# [Consigne 1]
Répondez aux questions suivantes d'après l'extrait sur la comparaison des signes, en reprenant les lettres pour vos réponses.
(a) Quel terme est reproduit à l'identique dans les deux signes ?
(b) Selon la requérante, dans combien de marques communautaires enregistrées ce terme apparaît-il ?
(c) De quels termes se compose chacun des deux signes ?
# [Consigne 2]
Recopiez fidèlement le passage de l'extrait sur la comparaison des signes qui va de « 28      La requérante estime » jusqu'à « de manière suffisante. ».

# [Extrait du texte]
::::
27      En l’espèce, la chambre de recours a estimé en substance que les signes en cause avaient certaines similarités visuelle et phonétique en raison du terme « marina », qui est reproduit à l’identique dans les deux signes. En outre, ce terme sera, selon la chambre de recours, compris comme ayant trait à la mer, de sorte que le public pertinent percevra une similitude conceptuelle entre les signes (voir points 19 à 23 de la décision attaquée). La chambre de recours a, dès lors, estimé que, même si les deux signes doivent être considérés comme un tout, l’élément « marina » a un impact plus important dans chacun desdits signes car beaucoup de consommateurs de l’Union l’associeront au plaisir, alors que les éléments qui l’accompagnent sont soit bref et sans signification (CA’), soit un simple qualificatif (ALTA) (voir point 24 de la décision attaquée). La requérante conteste cette appréciation.

–       Sur la comparaison visuelle

28      La requérante estime que le terme « marina » est un terme générique, d’usage courant, apparaissant dans plus de 190 marques communautaires enregistrées, dont quatre couvrant des produits de la classe 33, de sorte qu’il ne peut constituer le « noyau distinctif » des marques en conflit. La requérante déduit du faible caractère distinctif dudit terme que les autres éléments des signes en cause permettent d’établir une distinction parfaite entre les signes en question. Elle reproche dès lors à la chambre de recours de ne pas avoir « déterminé » et analysé la marque antérieure, à tout le moins de manière suffisante.

29      À cet égard, le Tribunal observe que les signes en cause se composent chacun de deux termes, à savoir, d’une part, « ca’ » et « marina » et, d’autre part, « marina » et « alta ».

30      Compte tenu du fait que les signes en cause ont en commun le terme « marina », qui, ainsi que l’indique le défendeur, est le terme le plus long des termes le composant, la chambre de recours pouvait considérer sans commettre d’erreur que les signes en cause jouissaient d’un certain degré de similitude visuelle, qui retiendrait l’attention du public pertinent (voir point 19 de la décision attaquée). En outre, la chambre de recours n’a pas commis d’erreur en considérant que les autres éléments des signes en cause qui les distinguent, à savoir « ca’ » et « alta », ne permettaient pas de réduire la similitude entre lesdits signes en raison du terme « marina ».
::::
# [Données sources]
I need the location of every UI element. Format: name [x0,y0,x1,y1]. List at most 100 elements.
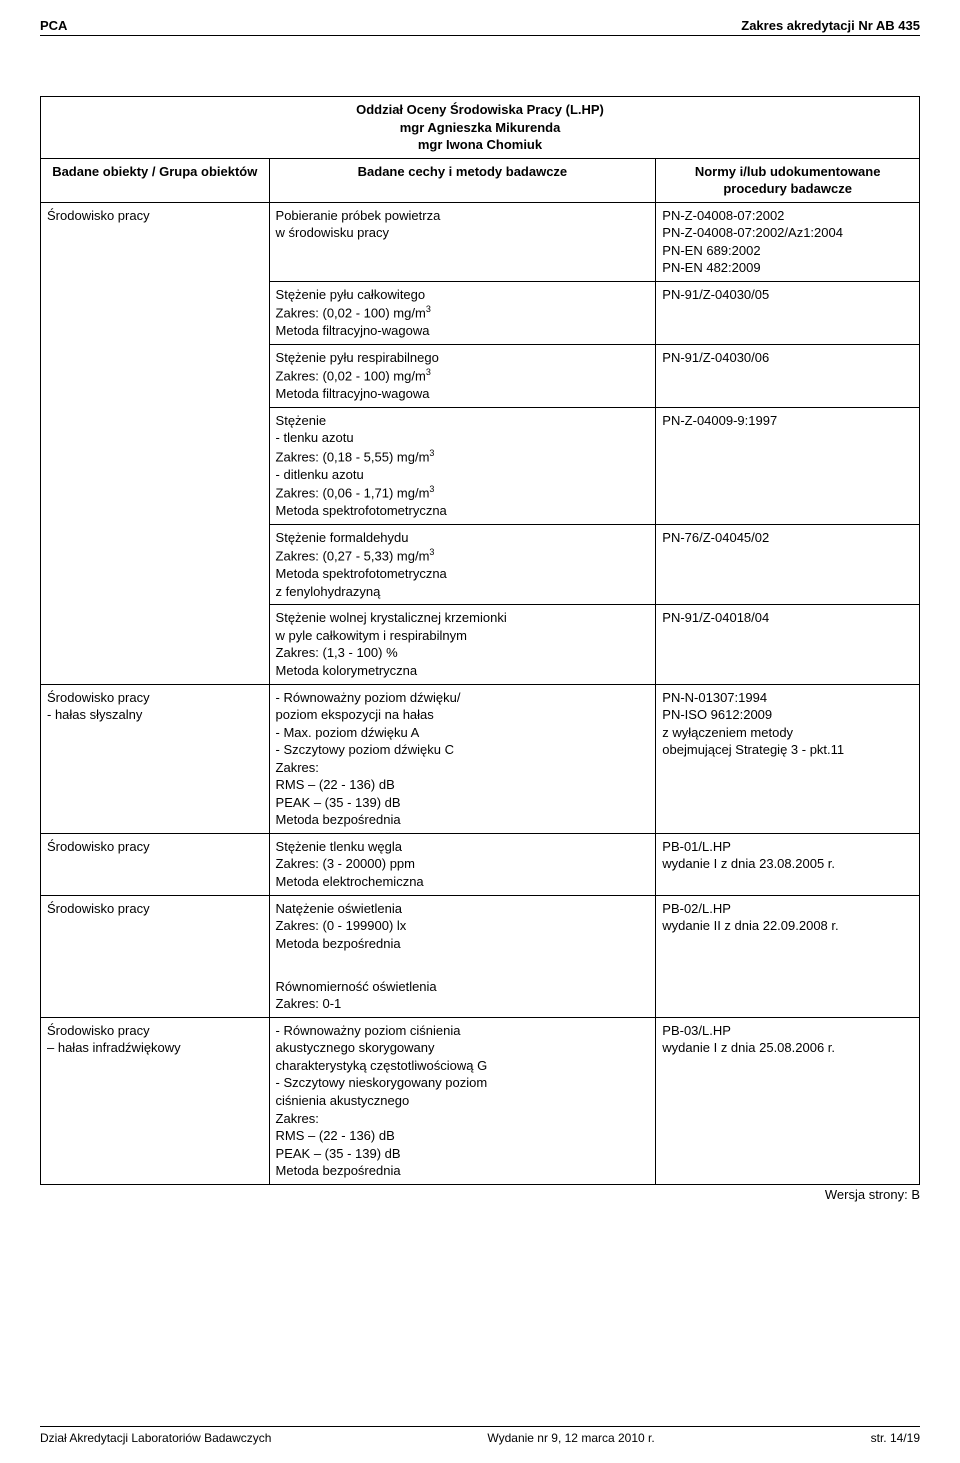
::::
# [Corrigé 1]
(a) Le terme « marina ».
(b) Dans plus de 190 marques communautaires enregistrées, dont quatre couvrant des produits de la classe 33.
(c) L'un se compose de « ca’ » et « marina », l'autre de « marina » et « alta ».

# [Corrigé 2]
28      La requérante estime que le terme « marina » est un terme générique, d’usage courant, apparaissant dans plus de 190 marques communautaires enregistrées, dont quatre couvrant des produits de la classe 33, de sorte qu’il ne peut constituer le « noyau distinctif » des marques en conflit. La requérante déduit du faible caractère distinctif dudit terme que les autres éléments des signes en cause permettent d’établir une distinction parfaite entre les signes en question. Elle reproche dès lors à la chambre de recours de ne pas avoir « déterminé » et analysé la marque antérieure, à tout le moins de manière suffisante.